**Written request:** Copy the records below exactly, leaving out every picture.

* * * * * * * * *

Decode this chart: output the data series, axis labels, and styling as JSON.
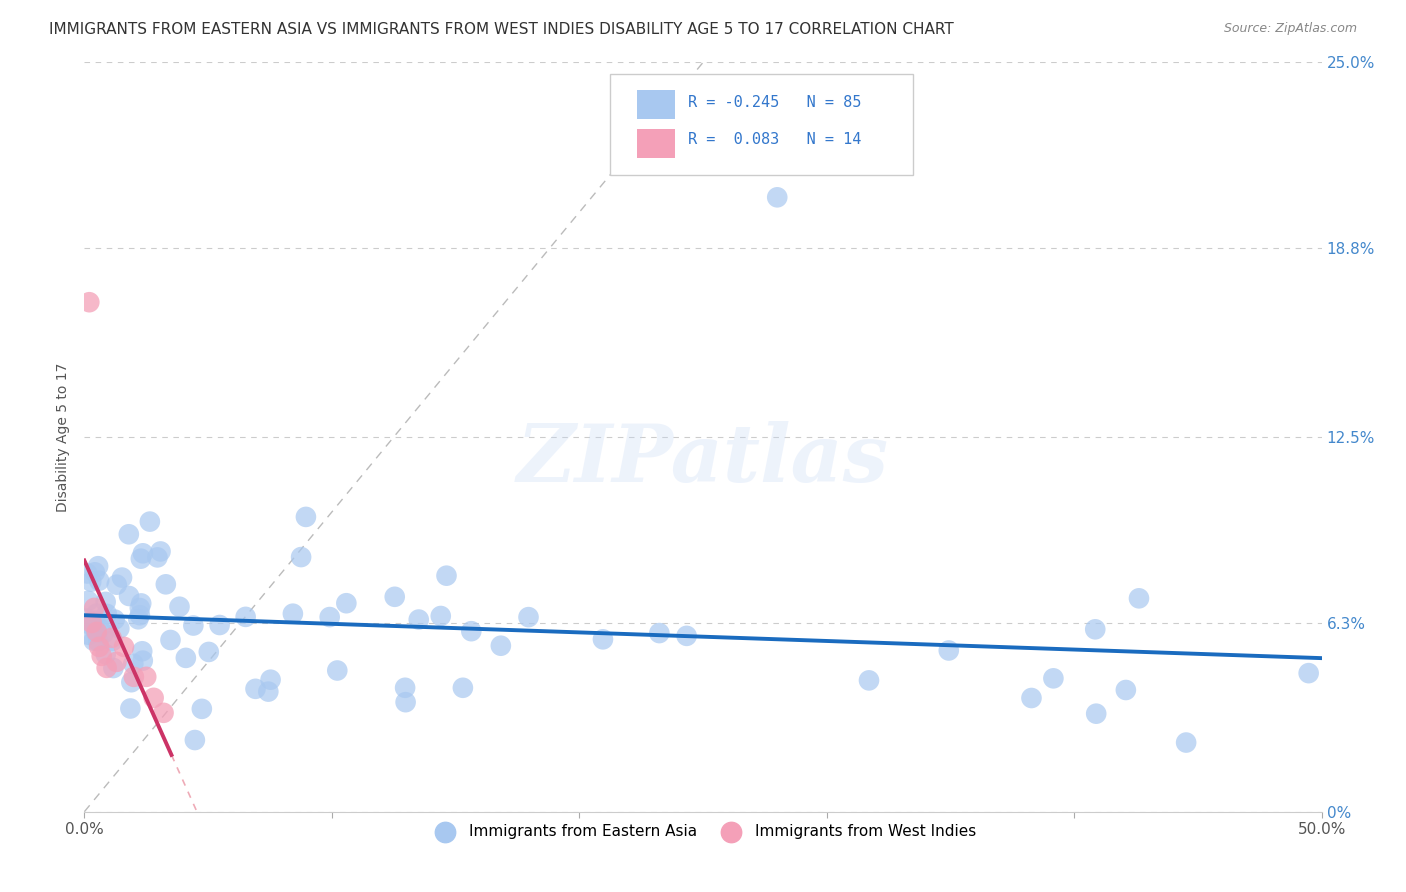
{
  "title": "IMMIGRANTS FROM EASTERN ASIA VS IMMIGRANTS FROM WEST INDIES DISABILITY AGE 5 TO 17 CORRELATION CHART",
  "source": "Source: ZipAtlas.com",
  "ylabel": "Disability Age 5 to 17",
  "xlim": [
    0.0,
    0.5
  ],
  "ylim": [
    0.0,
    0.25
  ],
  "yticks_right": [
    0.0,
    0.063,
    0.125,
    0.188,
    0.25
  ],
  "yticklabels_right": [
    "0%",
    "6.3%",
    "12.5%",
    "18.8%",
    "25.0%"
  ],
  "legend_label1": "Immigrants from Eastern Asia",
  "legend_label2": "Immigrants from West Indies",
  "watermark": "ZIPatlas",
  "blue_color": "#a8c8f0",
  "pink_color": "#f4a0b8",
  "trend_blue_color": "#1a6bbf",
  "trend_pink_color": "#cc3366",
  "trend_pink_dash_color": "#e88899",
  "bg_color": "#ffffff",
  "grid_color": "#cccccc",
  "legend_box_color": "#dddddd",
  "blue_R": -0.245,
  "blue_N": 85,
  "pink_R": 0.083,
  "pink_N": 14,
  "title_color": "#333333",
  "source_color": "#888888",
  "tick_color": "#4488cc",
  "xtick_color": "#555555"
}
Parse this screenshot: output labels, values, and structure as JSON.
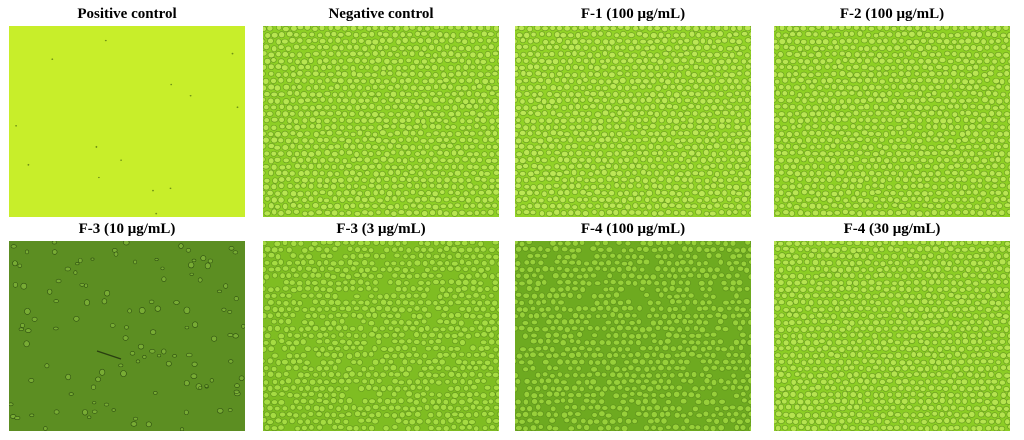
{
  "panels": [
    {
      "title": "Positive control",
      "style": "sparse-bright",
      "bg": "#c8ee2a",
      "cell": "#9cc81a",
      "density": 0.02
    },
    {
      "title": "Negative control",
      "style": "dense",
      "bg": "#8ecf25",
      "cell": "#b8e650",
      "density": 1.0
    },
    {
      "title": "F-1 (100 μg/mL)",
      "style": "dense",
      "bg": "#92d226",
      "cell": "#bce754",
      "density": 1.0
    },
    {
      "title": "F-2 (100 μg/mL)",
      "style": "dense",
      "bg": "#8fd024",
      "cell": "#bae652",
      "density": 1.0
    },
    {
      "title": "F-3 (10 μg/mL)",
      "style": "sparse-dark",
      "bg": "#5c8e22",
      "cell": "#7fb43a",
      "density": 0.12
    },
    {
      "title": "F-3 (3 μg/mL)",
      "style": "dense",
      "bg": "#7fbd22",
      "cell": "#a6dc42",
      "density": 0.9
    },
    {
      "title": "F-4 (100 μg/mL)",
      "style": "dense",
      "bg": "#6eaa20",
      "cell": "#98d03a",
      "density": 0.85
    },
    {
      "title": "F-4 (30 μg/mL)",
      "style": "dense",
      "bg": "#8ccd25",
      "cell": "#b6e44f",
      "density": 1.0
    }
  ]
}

* * * * * * * * *

**Answer for this exercise:**
Decode this chart: output the data series, axis labels, and styling as JSON.
{
  "title": "IMMIGRANTS FROM EASTERN ASIA VS IMMIGRANTS FROM WEST INDIES DISABILITY AGE 5 TO 17 CORRELATION CHART",
  "source": "Source: ZipAtlas.com",
  "ylabel": "Disability Age 5 to 17",
  "xlim": [
    0.0,
    0.5
  ],
  "ylim": [
    0.0,
    0.25
  ],
  "yticks_right": [
    0.0,
    0.063,
    0.125,
    0.188,
    0.25
  ],
  "yticklabels_right": [
    "0%",
    "6.3%",
    "12.5%",
    "18.8%",
    "25.0%"
  ],
  "legend_label1": "Immigrants from Eastern Asia",
  "legend_label2": "Immigrants from West Indies",
  "watermark": "ZIPatlas",
  "blue_color": "#a8c8f0",
  "pink_color": "#f4a0b8",
  "trend_blue_color": "#1a6bbf",
  "trend_pink_color": "#cc3366",
  "trend_pink_dash_color": "#e88899",
  "bg_color": "#ffffff",
  "grid_color": "#cccccc",
  "legend_box_color": "#dddddd",
  "blue_R": -0.245,
  "blue_N": 85,
  "pink_R": 0.083,
  "pink_N": 14,
  "title_color": "#333333",
  "source_color": "#888888",
  "tick_color": "#4488cc",
  "xtick_color": "#555555"
}
Parse this screenshot: output labels, values, and structure as JSON.
{
  "panels": [
    {
      "title": "Positive control",
      "style": "sparse-bright",
      "bg": "#c8ee2a",
      "cell": "#9cc81a",
      "density": 0.02
    },
    {
      "title": "Negative control",
      "style": "dense",
      "bg": "#8ecf25",
      "cell": "#b8e650",
      "density": 1.0
    },
    {
      "title": "F-1 (100 μg/mL)",
      "style": "dense",
      "bg": "#92d226",
      "cell": "#bce754",
      "density": 1.0
    },
    {
      "title": "F-2 (100 μg/mL)",
      "style": "dense",
      "bg": "#8fd024",
      "cell": "#bae652",
      "density": 1.0
    },
    {
      "title": "F-3 (10 μg/mL)",
      "style": "sparse-dark",
      "bg": "#5c8e22",
      "cell": "#7fb43a",
      "density": 0.12
    },
    {
      "title": "F-3 (3 μg/mL)",
      "style": "dense",
      "bg": "#7fbd22",
      "cell": "#a6dc42",
      "density": 0.9
    },
    {
      "title": "F-4 (100 μg/mL)",
      "style": "dense",
      "bg": "#6eaa20",
      "cell": "#98d03a",
      "density": 0.85
    },
    {
      "title": "F-4 (30 μg/mL)",
      "style": "dense",
      "bg": "#8ccd25",
      "cell": "#b6e44f",
      "density": 1.0
    }
  ]
}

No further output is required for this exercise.